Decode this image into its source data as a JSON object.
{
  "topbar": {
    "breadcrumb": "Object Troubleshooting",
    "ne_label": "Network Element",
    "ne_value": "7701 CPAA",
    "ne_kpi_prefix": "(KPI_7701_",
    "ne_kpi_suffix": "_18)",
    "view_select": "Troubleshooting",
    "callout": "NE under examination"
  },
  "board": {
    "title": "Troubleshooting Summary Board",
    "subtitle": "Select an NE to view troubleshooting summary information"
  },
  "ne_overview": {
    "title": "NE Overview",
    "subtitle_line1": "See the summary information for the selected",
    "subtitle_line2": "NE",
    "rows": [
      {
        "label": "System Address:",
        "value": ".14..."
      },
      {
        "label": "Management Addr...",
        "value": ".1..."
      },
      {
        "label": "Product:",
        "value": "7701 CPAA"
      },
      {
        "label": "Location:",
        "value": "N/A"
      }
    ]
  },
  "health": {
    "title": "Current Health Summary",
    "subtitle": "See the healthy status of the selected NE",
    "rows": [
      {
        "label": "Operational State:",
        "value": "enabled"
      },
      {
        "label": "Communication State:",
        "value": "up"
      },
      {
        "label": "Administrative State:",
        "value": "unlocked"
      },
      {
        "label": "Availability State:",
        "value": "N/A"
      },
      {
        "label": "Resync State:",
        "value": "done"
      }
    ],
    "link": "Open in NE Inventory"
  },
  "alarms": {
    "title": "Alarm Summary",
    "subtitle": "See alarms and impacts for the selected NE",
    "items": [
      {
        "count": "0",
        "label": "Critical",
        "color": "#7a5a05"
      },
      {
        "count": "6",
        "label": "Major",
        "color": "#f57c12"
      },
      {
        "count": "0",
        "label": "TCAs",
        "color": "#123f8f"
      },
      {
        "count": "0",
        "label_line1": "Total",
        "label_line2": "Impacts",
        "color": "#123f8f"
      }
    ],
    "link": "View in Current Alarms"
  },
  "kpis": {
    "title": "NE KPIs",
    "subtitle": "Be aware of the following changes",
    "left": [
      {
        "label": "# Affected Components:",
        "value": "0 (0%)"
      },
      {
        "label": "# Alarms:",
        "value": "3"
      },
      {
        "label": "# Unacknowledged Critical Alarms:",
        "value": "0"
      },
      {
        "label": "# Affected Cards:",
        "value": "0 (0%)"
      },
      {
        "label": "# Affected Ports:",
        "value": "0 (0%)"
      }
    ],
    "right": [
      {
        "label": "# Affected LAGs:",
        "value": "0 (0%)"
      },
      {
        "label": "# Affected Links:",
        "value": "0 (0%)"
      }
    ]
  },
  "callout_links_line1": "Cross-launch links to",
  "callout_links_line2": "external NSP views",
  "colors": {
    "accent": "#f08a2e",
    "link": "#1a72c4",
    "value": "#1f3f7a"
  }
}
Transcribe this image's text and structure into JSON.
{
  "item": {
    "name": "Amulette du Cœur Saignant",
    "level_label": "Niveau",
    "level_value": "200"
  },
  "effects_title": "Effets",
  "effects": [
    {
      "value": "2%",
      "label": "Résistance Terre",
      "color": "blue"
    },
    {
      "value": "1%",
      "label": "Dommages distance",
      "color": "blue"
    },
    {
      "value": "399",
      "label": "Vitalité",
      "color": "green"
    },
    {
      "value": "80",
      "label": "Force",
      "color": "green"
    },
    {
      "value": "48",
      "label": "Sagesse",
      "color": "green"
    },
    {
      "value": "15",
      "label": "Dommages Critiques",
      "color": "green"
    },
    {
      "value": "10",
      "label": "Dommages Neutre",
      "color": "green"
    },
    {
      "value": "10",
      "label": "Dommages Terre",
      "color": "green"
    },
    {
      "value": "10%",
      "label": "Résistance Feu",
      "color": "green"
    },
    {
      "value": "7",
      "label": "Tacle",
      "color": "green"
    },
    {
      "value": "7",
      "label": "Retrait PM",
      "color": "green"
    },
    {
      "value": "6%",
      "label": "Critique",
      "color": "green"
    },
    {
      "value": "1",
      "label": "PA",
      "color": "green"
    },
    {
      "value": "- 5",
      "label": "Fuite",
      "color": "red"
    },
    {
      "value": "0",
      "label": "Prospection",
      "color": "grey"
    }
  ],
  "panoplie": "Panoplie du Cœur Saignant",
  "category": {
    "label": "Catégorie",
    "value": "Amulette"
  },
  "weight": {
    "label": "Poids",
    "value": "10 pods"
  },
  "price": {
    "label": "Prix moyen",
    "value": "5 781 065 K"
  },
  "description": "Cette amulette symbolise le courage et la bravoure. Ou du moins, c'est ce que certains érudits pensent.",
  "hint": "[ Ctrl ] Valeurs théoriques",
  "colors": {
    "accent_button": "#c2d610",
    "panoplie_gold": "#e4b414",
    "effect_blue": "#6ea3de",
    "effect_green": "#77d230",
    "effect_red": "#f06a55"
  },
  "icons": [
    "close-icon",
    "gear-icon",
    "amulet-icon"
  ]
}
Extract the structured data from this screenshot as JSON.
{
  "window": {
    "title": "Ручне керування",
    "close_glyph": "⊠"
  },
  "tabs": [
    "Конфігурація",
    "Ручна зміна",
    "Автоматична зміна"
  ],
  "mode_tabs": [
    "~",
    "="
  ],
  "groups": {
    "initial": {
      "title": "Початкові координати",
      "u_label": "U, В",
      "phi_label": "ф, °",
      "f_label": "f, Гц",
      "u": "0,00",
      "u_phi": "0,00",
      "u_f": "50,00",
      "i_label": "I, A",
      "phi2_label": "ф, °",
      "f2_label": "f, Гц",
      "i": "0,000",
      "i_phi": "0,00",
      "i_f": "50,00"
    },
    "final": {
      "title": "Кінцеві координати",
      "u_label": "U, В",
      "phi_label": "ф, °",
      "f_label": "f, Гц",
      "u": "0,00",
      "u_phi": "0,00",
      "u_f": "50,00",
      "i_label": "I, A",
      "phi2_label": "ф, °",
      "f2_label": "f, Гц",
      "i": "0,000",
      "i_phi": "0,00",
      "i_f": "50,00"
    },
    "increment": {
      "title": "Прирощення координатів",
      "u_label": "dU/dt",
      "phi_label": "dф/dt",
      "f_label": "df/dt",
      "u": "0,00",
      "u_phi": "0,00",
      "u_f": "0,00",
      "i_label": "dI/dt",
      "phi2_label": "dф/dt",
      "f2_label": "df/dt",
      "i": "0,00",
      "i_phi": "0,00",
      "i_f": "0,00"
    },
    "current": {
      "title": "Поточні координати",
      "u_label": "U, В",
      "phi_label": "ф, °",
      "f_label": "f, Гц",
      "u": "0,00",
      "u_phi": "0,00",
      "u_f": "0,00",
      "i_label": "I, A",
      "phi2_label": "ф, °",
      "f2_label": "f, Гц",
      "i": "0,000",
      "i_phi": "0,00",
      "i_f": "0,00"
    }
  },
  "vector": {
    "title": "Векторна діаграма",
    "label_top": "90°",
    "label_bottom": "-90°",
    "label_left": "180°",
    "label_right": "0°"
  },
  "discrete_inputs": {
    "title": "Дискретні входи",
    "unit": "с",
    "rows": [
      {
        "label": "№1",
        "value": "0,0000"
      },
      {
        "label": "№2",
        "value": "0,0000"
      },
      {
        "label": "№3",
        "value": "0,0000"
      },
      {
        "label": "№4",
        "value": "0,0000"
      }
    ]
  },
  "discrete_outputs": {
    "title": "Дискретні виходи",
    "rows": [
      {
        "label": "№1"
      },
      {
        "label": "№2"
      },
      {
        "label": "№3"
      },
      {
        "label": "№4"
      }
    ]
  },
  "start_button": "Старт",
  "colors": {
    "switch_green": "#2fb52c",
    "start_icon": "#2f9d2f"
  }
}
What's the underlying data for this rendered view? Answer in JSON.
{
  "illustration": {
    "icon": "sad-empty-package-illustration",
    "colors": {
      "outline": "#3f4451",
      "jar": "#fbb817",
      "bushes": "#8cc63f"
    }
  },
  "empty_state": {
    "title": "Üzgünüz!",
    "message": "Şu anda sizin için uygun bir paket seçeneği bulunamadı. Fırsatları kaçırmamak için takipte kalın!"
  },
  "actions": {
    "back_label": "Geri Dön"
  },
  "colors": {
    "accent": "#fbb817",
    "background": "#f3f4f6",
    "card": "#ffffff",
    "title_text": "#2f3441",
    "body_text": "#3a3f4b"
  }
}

──────

What is asked: Output only the lines running from the line with "What's the underlying" through the final line of the data, inclusive.

Answer to this problem:
What's the underlying data for this rendered view? Answer in JSON.
{
  "illustration": {
    "icon": "sad-empty-package-illustration",
    "colors": {
      "outline": "#3f4451",
      "jar": "#fbb817",
      "bushes": "#8cc63f"
    }
  },
  "empty_state": {
    "title": "Üzgünüz!",
    "message": "Şu anda sizin için uygun bir paket seçeneği bulunamadı. Fırsatları kaçırmamak için takipte kalın!"
  },
  "actions": {
    "back_label": "Geri Dön"
  },
  "colors": {
    "accent": "#fbb817",
    "background": "#f3f4f6",
    "card": "#ffffff",
    "title_text": "#2f3441",
    "body_text": "#3a3f4b"
  }
}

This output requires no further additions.